● **EXERCISE OBJECTIVE**:
Print the data exactly as it appears, keeping every word.

[SUPPLIED RECORDS Boundary: Start]

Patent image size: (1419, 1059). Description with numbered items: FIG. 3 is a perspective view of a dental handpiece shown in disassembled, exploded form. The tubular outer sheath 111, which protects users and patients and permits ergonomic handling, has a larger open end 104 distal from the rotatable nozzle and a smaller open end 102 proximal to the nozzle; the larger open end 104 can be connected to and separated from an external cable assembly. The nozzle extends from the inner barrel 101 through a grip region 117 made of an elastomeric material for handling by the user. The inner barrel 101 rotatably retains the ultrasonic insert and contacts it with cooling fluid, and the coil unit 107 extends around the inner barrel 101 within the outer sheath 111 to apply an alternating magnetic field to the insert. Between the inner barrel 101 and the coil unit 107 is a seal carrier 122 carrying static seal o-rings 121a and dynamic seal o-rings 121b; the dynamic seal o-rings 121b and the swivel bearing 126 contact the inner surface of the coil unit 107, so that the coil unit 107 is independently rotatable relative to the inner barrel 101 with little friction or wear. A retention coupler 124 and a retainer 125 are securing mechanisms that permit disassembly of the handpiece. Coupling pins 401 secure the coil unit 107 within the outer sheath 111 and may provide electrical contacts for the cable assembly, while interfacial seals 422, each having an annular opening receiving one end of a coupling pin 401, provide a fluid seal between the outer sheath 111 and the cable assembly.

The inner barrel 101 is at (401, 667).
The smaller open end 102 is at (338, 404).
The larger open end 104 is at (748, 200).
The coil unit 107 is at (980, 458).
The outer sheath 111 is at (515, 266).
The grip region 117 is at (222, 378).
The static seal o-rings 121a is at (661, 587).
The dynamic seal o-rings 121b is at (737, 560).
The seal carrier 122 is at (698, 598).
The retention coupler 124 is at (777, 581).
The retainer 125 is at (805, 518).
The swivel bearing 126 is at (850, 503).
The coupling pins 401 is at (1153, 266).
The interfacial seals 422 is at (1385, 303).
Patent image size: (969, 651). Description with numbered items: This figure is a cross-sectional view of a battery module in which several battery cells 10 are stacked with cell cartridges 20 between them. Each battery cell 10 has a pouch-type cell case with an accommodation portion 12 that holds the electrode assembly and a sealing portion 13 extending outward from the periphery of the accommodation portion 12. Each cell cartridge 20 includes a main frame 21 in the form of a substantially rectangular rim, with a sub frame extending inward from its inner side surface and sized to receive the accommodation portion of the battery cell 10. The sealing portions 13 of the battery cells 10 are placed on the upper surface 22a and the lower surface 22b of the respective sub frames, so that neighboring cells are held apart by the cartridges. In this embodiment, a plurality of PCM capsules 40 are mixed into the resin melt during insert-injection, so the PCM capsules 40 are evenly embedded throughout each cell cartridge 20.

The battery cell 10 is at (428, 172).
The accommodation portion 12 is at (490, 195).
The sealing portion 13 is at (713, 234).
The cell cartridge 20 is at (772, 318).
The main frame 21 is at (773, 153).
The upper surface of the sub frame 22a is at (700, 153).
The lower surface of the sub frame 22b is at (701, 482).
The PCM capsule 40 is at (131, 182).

[SUPPLIED RECORDS Boundary: End]

● **EXPECTED ANSWER**:
Patent image size: (1419, 1059). Description with numbered items: FIG. 3 is a perspective view of a dental handpiece shown in disassembled, exploded form. The tubular outer sheath 111, which protects users and patients and permits ergonomic handling, has a larger open end 104 distal from the rotatable nozzle and a smaller open end 102 proximal to the nozzle; the larger open end 104 can be connected to and separated from an external cable assembly. The nozzle extends from the inner barrel 101 through a grip region 117 made of an elastomeric material for handling by the user. The inner barrel 101 rotatably retains the ultrasonic insert and contacts it with cooling fluid, and the coil unit 107 extends around the inner barrel 101 within the outer sheath 111 to apply an alternating magnetic field to the insert. Between the inner barrel 101 and the coil unit 107 is a seal carrier 122 carrying static seal o-rings 121a and dynamic seal o-rings 121b; the dynamic seal o-rings 121b and the swivel bearing 126 contact the inner surface of the coil unit 107, so that the coil unit 107 is independently rotatable relative to the inner barrel 101 with little friction or wear. A retention coupler 124 and a retainer 125 are securing mechanisms that permit disassembly of the handpiece. Coupling pins 401 secure the coil unit 107 within the outer sheath 111 and may provide electrical contacts for the cable assembly, while interfacial seals 422, each having an annular opening receiving one end of a coupling pin 401, provide a fluid seal between the outer sheath 111 and the cable assembly.

The inner barrel 101 is at (401, 667).
The smaller open end 102 is at (338, 404).
The larger open end 104 is at (748, 200).
The coil unit 107 is at (980, 458).
The outer sheath 111 is at (515, 266).
The grip region 117 is at (222, 378).
The static seal o-rings 121a is at (661, 587).
The dynamic seal o-rings 121b is at (737, 560).
The seal carrier 122 is at (698, 598).
The retention coupler 124 is at (777, 581).
The retainer 125 is at (805, 518).
The swivel bearing 126 is at (850, 503).
The coupling pins 401 is at (1153, 266).
The interfacial seals 422 is at (1385, 303).
Patent image size: (969, 651). Description with numbered items: This figure is a cross-sectional view of a battery module in which several battery cells 10 are stacked with cell cartridges 20 between them. Each battery cell 10 has a pouch-type cell case with an accommodation portion 12 that holds the electrode assembly and a sealing portion 13 extending outward from the periphery of the accommodation portion 12. Each cell cartridge 20 includes a main frame 21 in the form of a substantially rectangular rim, with a sub frame extending inward from its inner side surface and sized to receive the accommodation portion of the battery cell 10. The sealing portions 13 of the battery cells 10 are placed on the upper surface 22a and the lower surface 22b of the respective sub frames, so that neighboring cells are held apart by the cartridges. In this embodiment, a plurality of PCM capsules 40 are mixed into the resin melt during insert-injection, so the PCM capsules 40 are evenly embedded throughout each cell cartridge 20.

The battery cell 10 is at (428, 172).
The accommodation portion 12 is at (490, 195).
The sealing portion 13 is at (713, 234).
The cell cartridge 20 is at (772, 318).
The main frame 21 is at (773, 153).
The upper surface of the sub frame 22a is at (700, 153).
The lower surface of the sub frame 22b is at (701, 482).
The PCM capsule 40 is at (131, 182).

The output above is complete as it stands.